What is asked
Scan the following material for the string "frac" and copy each line in which it appears.

Stored records
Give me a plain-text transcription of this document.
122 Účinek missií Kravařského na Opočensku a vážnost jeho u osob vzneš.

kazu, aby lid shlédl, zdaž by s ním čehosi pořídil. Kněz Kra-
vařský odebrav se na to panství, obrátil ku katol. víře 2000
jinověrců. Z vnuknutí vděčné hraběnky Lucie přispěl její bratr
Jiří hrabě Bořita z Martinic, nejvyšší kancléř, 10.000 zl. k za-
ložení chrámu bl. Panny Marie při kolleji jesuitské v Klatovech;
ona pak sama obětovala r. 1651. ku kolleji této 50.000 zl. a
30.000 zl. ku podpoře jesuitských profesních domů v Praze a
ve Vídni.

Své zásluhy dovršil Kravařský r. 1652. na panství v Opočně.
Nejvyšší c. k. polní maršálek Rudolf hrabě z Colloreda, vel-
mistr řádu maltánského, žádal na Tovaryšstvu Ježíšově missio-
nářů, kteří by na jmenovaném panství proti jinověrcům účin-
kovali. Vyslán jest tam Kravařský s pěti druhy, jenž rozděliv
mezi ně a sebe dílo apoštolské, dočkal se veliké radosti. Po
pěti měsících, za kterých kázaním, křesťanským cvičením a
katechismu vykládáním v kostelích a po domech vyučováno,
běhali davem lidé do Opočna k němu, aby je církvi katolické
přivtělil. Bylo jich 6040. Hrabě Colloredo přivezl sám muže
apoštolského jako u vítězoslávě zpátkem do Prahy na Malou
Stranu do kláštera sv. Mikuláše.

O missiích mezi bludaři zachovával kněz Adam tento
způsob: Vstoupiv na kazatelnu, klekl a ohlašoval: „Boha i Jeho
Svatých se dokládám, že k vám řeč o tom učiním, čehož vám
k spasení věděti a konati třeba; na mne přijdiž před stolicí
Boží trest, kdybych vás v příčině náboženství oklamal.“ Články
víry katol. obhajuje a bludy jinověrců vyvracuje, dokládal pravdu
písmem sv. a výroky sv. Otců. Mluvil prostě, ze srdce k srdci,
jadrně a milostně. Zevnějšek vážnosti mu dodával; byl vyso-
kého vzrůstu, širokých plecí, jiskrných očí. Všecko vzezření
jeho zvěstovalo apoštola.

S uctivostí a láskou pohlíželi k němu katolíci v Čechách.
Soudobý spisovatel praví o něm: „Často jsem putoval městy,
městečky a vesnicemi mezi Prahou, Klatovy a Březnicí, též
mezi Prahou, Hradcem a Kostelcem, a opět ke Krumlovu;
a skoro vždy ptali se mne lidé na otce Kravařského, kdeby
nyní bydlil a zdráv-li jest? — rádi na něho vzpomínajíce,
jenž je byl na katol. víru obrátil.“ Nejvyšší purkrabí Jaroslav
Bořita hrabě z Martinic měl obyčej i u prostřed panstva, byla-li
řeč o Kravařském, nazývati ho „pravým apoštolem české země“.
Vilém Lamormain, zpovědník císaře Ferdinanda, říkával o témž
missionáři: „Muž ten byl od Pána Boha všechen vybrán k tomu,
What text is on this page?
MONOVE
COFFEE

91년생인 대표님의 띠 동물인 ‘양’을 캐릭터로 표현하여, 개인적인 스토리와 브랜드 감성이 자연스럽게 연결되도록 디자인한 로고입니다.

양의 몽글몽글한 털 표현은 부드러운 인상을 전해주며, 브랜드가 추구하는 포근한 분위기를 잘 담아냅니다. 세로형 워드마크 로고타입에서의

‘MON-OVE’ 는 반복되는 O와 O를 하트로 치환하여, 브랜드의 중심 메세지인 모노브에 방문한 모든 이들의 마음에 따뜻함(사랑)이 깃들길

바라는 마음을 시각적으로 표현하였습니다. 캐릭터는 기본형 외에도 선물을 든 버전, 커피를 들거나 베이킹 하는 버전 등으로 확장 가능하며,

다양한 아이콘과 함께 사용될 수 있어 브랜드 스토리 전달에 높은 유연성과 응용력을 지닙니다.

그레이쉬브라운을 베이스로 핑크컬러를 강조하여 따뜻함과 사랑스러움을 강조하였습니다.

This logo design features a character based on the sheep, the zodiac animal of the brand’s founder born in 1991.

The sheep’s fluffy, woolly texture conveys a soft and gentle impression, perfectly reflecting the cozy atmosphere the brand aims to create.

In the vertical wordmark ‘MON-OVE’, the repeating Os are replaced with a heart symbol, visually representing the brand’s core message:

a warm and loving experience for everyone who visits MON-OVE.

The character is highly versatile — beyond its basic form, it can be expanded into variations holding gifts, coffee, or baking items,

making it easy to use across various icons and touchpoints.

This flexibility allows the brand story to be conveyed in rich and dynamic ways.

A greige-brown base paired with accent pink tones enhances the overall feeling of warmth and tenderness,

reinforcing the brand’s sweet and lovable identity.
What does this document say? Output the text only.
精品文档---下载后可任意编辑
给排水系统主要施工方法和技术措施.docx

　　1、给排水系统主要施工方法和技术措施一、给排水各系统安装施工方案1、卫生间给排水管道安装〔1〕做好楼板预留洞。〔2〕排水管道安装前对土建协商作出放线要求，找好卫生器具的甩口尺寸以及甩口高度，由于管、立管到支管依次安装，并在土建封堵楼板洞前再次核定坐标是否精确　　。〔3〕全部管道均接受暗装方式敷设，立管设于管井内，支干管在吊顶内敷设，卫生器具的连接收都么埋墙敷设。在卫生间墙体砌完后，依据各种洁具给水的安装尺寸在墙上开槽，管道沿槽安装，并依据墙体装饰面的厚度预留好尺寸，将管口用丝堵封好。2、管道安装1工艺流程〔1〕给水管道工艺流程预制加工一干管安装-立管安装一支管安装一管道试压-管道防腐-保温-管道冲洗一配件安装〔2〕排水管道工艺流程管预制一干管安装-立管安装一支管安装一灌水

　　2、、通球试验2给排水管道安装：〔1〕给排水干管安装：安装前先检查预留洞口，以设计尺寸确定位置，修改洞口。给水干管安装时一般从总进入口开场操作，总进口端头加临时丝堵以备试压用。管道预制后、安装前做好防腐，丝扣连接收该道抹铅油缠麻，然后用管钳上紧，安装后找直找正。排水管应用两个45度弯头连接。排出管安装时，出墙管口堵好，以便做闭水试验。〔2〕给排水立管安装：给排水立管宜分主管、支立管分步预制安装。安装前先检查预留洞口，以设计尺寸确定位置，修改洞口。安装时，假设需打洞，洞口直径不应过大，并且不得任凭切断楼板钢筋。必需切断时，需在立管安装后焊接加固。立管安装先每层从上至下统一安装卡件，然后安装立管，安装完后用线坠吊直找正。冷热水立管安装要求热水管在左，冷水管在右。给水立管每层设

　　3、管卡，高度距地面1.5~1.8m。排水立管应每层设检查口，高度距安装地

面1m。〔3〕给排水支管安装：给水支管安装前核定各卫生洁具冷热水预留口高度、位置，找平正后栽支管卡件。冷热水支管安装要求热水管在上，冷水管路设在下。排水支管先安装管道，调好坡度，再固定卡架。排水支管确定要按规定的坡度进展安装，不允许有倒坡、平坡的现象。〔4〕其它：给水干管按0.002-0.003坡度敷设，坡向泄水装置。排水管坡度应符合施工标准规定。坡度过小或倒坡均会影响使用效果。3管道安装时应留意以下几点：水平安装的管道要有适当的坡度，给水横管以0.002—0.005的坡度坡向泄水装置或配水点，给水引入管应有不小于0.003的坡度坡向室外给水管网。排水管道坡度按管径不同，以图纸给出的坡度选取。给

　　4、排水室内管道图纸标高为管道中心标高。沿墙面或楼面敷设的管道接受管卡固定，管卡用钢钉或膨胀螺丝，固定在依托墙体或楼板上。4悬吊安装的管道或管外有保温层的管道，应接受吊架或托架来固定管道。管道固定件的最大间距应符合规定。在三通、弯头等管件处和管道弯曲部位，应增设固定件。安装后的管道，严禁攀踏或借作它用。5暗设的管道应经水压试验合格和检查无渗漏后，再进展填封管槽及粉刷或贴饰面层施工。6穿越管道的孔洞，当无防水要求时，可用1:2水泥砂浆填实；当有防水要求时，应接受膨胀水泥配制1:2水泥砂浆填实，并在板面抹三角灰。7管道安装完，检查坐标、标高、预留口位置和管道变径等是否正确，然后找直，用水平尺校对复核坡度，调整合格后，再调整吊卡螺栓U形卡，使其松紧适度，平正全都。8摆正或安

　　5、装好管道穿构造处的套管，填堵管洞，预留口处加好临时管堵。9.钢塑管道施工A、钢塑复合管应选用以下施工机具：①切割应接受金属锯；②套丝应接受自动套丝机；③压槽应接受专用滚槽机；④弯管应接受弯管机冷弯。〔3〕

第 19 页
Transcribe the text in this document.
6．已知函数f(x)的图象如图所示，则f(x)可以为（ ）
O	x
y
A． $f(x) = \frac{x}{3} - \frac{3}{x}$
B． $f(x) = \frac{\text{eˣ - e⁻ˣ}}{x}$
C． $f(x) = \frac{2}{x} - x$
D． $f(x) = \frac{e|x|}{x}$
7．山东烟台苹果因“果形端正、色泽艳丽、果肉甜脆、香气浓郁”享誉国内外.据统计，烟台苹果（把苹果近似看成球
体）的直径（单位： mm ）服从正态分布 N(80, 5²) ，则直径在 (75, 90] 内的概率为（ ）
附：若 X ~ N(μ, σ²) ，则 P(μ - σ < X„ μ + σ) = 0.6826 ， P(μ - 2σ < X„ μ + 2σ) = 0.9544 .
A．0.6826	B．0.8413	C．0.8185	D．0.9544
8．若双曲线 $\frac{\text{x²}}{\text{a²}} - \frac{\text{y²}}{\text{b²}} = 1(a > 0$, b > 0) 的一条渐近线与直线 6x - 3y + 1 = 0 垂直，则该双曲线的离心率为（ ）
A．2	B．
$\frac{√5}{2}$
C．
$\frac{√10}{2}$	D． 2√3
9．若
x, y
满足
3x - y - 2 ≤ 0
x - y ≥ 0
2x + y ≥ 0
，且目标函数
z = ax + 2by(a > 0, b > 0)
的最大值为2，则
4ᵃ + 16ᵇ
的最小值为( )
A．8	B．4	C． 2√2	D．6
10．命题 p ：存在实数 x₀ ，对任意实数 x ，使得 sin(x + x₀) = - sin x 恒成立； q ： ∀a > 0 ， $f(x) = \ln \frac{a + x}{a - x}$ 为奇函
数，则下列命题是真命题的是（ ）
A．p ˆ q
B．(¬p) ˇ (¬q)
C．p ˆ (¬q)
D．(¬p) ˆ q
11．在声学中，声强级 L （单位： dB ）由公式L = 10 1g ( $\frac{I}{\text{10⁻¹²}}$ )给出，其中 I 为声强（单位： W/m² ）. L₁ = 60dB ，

Problem solution
A． $f(x) = \frac{x}{3} - \frac{3}{x}$
B． $f(x) = \frac{\text{eˣ - e⁻ˣ}}{x}$
C． $f(x) = \frac{2}{x} - x$
D． $f(x) = \frac{e|x|}{x}$
8．若双曲线 $\frac{\text{x²}}{\text{a²}} - \frac{\text{y²}}{\text{b²}} = 1(a > 0$, b > 0) 的一条渐近线与直线 6x - 3y + 1 = 0 垂直，则该双曲线的离心率为（ ）
$\frac{√5}{2}$
$\frac{√10}{2}$	D． 2√3
10．命题 p ：存在实数 x₀ ，对任意实数 x ，使得 sin(x + x₀) = - sin x 恒成立； q ： ∀a > 0 ， $f(x) = \ln \frac{a + x}{a - x}$ 为奇函
11．在声学中，声强级 L （单位： dB ）由公式L = 10 1g ( $\frac{I}{\text{10⁻¹²}}$ )给出，其中 I 为声强（单位： W/m² ）. L₁ = 60dB ，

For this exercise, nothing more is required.